[Stated goal]:
Which lines hold the word "Dusk"? Copy each of them.

++++++

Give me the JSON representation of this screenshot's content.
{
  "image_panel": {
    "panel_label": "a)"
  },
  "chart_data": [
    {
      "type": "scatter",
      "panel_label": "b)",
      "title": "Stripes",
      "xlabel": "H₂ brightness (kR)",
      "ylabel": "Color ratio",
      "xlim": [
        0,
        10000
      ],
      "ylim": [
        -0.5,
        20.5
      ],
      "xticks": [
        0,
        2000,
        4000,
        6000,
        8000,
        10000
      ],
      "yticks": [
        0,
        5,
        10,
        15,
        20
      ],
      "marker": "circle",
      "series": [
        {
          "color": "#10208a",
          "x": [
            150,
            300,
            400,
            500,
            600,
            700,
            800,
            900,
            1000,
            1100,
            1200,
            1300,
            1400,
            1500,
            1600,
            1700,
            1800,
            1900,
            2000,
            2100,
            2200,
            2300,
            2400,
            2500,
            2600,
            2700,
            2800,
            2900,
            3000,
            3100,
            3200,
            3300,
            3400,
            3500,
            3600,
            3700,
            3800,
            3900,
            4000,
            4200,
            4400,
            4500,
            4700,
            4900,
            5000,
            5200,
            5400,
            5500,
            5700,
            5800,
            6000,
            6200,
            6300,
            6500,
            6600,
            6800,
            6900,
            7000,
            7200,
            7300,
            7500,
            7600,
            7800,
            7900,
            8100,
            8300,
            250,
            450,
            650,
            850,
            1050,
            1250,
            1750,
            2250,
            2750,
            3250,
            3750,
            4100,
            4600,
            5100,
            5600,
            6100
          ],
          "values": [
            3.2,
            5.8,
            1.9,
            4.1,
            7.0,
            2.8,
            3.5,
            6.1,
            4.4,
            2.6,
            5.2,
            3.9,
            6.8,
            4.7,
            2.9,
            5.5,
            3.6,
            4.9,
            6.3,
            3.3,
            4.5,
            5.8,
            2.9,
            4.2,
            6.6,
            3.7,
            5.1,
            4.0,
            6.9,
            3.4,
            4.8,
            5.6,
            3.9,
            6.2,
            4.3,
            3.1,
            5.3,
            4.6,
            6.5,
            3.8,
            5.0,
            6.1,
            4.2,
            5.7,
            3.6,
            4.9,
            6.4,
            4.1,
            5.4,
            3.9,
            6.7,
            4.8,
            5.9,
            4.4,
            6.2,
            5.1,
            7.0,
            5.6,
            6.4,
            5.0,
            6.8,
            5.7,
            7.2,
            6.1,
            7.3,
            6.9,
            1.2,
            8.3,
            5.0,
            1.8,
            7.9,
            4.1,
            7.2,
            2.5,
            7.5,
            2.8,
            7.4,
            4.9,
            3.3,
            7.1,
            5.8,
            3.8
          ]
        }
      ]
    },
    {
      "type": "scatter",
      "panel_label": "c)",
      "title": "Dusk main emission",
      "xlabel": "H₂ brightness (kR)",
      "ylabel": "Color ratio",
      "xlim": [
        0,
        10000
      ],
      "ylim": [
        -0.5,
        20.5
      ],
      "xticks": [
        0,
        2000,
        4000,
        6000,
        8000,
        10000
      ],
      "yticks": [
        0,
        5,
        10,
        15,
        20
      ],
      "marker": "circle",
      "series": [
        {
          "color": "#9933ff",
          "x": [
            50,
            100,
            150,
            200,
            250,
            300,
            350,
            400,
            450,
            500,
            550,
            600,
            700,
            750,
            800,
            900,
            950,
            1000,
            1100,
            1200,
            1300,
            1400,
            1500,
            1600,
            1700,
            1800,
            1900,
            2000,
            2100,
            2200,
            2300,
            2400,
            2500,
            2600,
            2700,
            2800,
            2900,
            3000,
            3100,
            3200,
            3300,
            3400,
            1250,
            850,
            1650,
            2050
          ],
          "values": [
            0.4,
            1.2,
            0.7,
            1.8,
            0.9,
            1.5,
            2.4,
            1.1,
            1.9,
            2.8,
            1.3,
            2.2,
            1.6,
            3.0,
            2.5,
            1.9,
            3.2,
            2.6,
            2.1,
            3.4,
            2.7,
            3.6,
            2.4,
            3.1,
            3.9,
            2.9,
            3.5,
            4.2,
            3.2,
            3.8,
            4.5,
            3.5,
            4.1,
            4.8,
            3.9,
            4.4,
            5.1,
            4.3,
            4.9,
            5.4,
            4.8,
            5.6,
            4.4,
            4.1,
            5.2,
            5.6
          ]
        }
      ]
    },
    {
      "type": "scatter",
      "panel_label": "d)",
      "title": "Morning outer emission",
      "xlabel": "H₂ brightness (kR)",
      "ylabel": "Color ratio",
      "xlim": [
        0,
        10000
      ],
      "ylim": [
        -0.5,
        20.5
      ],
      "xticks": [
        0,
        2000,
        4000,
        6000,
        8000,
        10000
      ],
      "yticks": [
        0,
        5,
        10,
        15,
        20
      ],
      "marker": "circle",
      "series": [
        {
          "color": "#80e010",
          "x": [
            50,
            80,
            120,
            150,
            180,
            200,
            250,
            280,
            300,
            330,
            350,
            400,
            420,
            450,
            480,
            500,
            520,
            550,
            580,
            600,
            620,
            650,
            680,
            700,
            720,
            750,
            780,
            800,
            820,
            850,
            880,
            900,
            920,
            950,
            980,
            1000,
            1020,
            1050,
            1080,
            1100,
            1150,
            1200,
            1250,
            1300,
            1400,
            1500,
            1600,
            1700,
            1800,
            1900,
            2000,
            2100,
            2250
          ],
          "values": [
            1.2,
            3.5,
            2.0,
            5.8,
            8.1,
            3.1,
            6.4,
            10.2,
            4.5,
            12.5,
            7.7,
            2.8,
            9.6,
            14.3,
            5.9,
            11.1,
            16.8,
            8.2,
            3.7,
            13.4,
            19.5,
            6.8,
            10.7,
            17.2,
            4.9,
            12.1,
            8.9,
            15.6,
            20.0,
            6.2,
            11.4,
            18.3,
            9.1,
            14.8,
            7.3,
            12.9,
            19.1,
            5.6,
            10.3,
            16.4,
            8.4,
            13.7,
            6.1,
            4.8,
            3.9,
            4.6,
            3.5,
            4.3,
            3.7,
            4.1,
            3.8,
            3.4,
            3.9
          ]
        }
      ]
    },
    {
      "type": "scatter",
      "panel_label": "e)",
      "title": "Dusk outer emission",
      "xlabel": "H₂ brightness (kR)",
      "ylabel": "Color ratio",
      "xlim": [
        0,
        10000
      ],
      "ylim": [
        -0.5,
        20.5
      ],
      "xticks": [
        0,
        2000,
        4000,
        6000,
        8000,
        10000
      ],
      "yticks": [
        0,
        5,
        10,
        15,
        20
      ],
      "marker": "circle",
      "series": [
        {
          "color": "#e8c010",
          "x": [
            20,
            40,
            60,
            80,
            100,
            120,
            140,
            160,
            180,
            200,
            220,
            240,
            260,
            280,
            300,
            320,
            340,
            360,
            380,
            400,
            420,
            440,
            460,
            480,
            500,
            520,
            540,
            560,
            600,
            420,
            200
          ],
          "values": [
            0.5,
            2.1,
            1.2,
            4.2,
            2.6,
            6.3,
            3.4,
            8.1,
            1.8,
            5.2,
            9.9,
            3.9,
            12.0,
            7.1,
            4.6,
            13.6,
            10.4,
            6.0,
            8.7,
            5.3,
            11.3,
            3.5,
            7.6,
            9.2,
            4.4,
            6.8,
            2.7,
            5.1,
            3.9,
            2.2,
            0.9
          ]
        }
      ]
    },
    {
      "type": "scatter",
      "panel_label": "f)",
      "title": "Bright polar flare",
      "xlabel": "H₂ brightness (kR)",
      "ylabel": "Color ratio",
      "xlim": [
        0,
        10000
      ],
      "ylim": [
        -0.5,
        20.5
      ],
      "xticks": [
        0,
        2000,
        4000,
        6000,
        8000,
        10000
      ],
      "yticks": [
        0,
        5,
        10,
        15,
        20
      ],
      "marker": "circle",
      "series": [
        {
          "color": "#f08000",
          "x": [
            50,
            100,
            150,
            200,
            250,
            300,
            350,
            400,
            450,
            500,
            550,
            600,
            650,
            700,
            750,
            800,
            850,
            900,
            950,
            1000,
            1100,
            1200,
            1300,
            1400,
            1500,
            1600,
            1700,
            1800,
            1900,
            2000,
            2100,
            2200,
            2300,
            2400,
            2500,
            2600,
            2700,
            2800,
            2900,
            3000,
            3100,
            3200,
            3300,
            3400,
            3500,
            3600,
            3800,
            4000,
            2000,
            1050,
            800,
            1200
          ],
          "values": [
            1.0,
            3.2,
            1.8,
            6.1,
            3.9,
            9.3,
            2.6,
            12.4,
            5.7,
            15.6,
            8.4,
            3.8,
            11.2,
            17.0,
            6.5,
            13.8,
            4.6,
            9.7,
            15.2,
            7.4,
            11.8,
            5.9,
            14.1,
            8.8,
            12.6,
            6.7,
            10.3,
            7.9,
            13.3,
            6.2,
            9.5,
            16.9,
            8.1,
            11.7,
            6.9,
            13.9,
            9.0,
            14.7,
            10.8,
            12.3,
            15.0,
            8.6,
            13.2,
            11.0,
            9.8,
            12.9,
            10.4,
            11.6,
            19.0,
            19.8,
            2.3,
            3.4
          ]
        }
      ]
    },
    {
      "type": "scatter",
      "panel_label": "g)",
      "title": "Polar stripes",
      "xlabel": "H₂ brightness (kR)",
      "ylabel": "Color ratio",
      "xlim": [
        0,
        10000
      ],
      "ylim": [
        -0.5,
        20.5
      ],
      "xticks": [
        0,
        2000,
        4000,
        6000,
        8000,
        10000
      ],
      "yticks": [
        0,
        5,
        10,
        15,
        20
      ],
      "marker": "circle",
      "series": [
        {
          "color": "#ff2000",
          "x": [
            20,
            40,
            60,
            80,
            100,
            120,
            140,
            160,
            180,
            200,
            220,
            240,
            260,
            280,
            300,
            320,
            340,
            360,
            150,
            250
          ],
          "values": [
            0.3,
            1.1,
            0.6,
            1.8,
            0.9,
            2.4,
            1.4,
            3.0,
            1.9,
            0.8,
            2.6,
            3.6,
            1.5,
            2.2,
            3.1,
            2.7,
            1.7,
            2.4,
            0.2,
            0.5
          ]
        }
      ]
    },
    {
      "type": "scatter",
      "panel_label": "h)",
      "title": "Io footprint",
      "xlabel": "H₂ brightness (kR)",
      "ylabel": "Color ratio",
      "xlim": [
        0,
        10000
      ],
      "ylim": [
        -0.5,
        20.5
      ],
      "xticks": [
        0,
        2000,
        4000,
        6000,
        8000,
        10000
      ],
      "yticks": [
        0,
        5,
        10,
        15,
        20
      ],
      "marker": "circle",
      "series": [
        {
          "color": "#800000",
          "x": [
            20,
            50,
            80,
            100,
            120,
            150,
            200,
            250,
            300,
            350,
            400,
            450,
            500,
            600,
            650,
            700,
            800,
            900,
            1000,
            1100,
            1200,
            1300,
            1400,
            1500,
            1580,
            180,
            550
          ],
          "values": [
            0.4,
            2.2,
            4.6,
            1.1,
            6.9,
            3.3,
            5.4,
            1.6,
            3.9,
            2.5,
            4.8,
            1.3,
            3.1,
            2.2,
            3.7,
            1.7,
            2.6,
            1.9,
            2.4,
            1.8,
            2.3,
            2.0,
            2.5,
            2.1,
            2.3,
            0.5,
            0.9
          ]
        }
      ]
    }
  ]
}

++++++

[Problem solution]:
      "title": "Dusk main emission",
      "title": "Dusk outer emission",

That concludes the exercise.